Rewrite each line of the records below as a JSON list of strings, with one string per line. Leave out blank lines and picture placeholders.

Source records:
◇ ◇ ◇ ◇ ◇

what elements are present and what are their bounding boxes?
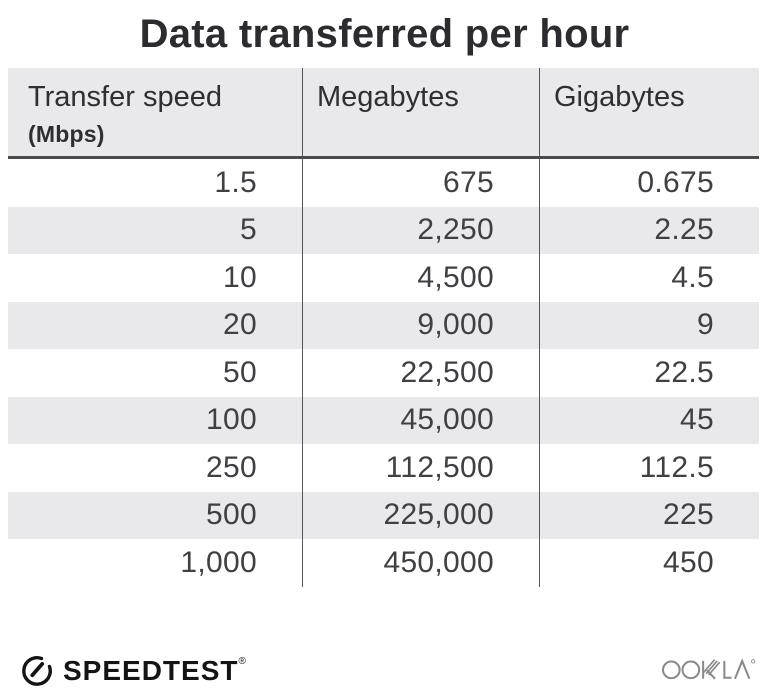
cell-megabytes: 675 [302, 159, 539, 207]
page-title: Data transferred per hour [139, 12, 630, 56]
cell-gigabytes: 45 [539, 396, 759, 444]
cell-megabytes: 45,000 [302, 396, 539, 444]
cell-speed: 500 [206, 498, 257, 532]
footer: SPEEDTEST® [0, 642, 769, 698]
table-row: 5 2,250 2.25 [8, 206, 759, 254]
cell-megabytes: 112,500 [302, 444, 539, 492]
header-transfer-speed-unit: (Mbps) [28, 121, 105, 147]
cell-speed: 1,000 [180, 545, 257, 579]
cell-gigabytes: 112.5 [539, 444, 759, 492]
table-row: 20 9,000 9 [8, 301, 759, 349]
table-row: 1,000 450,000 450 [8, 539, 759, 587]
cell-speed: 10 [223, 260, 257, 294]
cell-speed: 20 [223, 308, 257, 342]
table-row: 10 4,500 4.5 [8, 254, 759, 302]
table-row: 100 45,000 45 [8, 396, 759, 444]
header-transfer-speed-label: Transfer speed [28, 81, 222, 113]
cell-gigabytes: 4.5 [539, 254, 759, 302]
cell-gigabytes: 9 [539, 301, 759, 349]
header-transfer-speed: Transfer speed (Mbps) [8, 68, 302, 156]
cell-megabytes: 9,000 [302, 301, 539, 349]
cell-gigabytes: 450 [539, 539, 759, 587]
cell-megabytes: 4,500 [302, 254, 539, 302]
cell-megabytes: 2,250 [302, 206, 539, 254]
cell-speed: 250 [206, 450, 257, 484]
table-row: 50 22,500 22.5 [8, 349, 759, 397]
speedtest-wordmark: SPEEDTEST® [63, 655, 246, 686]
table-header-row: Transfer speed (Mbps) Megabytes Gigabyte… [8, 68, 759, 159]
cell-megabytes: 225,000 [302, 491, 539, 539]
cell-megabytes: 22,500 [302, 349, 539, 397]
header-gigabytes: Gigabytes [539, 68, 759, 156]
speedtest-logo: SPEEDTEST® [20, 654, 246, 688]
cell-gigabytes: 0.675 [539, 159, 759, 207]
cell-gigabytes: 22.5 [539, 349, 759, 397]
table-row: 1.5 675 0.675 [8, 159, 759, 207]
cell-gigabytes: 2.25 [539, 206, 759, 254]
data-table: Transfer speed (Mbps) Megabytes Gigabyte… [8, 68, 759, 587]
speedtest-gauge-icon [20, 654, 54, 688]
table-body: 1.5 675 0.675 5 2,250 2.25 10 4,500 4.5 … [8, 159, 759, 587]
ookla-logo [661, 655, 757, 688]
table-row: 250 112,500 112.5 [8, 444, 759, 492]
cell-speed: 1.5 [214, 165, 257, 199]
registered-mark-icon: ® [238, 656, 246, 667]
cell-speed: 50 [223, 355, 257, 389]
cell-speed: 5 [240, 213, 257, 247]
cell-speed: 100 [206, 403, 257, 437]
cell-gigabytes: 225 [539, 491, 759, 539]
cell-megabytes: 450,000 [302, 539, 539, 587]
header-megabytes: Megabytes [302, 68, 539, 156]
table-row: 500 225,000 225 [8, 491, 759, 539]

◇ ◇ ◇ ◇ ◇

EXERCISE ANSWER:
[
  "what elements are present and what are their bounding boxes?",
  "cell-megabytes: 675 [302, 159, 539, 207]",
  "page-title: Data transferred per hour [139, 12, 630, 56]",
  "cell-gigabytes: 45 [539, 396, 759, 444]",
  "cell-megabytes: 45,000 [302, 396, 539, 444]",
  "cell-speed: 500 [206, 498, 257, 532]",
  "footer: SPEEDTEST® [0, 642, 769, 698]",
  "table-row: 5 2,250 2.25 [8, 206, 759, 254]",
  "cell-megabytes: 112,500 [302, 444, 539, 492]",
  "header-transfer-speed-unit: (Mbps) [28, 121, 105, 147]",
  "cell-speed: 1,000 [180, 545, 257, 579]",
  "cell-gigabytes: 112.5 [539, 444, 759, 492]",
  "table-row: 20 9,000 9 [8, 301, 759, 349]",
  "table-row: 1,000 450,000 450 [8, 539, 759, 587]",
  "cell-speed: 10 [223, 260, 257, 294]",
  "cell-speed: 20 [223, 308, 257, 342]",
  "table-row: 10 4,500 4.5 [8, 254, 759, 302]",
  "table-row: 100 45,000 45 [8, 396, 759, 444]",
  "header-transfer-speed-label: Transfer speed [28, 81, 222, 113]",
  "cell-gigabytes: 4.5 [539, 254, 759, 302]",
  "cell-gigabytes: 9 [539, 301, 759, 349]",
  "header-transfer-speed: Transfer speed (Mbps) [8, 68, 302, 156]",
  "cell-megabytes: 9,000 [302, 301, 539, 349]",
  "cell-gigabytes: 450 [539, 539, 759, 587]",
  "cell-megabytes: 4,500 [302, 254, 539, 302]",
  "cell-megabytes: 2,250 [302, 206, 539, 254]",
  "cell-speed: 250 [206, 450, 257, 484]",
  "table-row: 50 22,500 22.5 [8, 349, 759, 397]",
  "speedtest-wordmark: SPEEDTEST® [63, 655, 246, 686]",
  "table-header-row: Transfer speed (Mbps) Megabytes Gigabyte… [8, 68, 759, 159]",
  "cell-megabytes: 225,000 [302, 491, 539, 539]",
  "cell-megabytes: 22,500 [302, 349, 539, 397]",
  "header-gigabytes: Gigabytes [539, 68, 759, 156]",
  "speedtest-logo: SPEEDTEST® [20, 654, 246, 688]",
  "cell-gigabytes: 0.675 [539, 159, 759, 207]",
  "cell-gigabytes: 22.5 [539, 349, 759, 397]",
  "table-row: 1.5 675 0.675 [8, 159, 759, 207]",
  "cell-gigabytes: 2.25 [539, 206, 759, 254]",
  "data-table: Transfer speed (Mbps) Megabytes Gigabyte… [8, 68, 759, 587]",
  "speedtest-gauge-icon [20, 654, 54, 688]",
  "table-body: 1.5 675 0.675 5 2,250 2.25 10 4,500 4.5 … [8, 159, 759, 587]",
  "ookla-logo [661, 655, 757, 688]",
  "table-row: 250 112,500 112.5 [8, 444, 759, 492]",
  "cell-speed: 1.5 [214, 165, 257, 199]",
  "registered-mark-icon: ® [238, 656, 246, 667]",
  "cell-speed: 50 [223, 355, 257, 389]",
  "cell-speed: 5 [240, 213, 257, 247]",
  "cell-speed: 100 [206, 403, 257, 437]",
  "cell-gigabytes: 225 [539, 491, 759, 539]",
  "cell-megabytes: 450,000 [302, 539, 539, 587]",
  "header-megabytes: Megabytes [302, 68, 539, 156]",
  "table-row: 500 225,000 225 [8, 491, 759, 539]"
]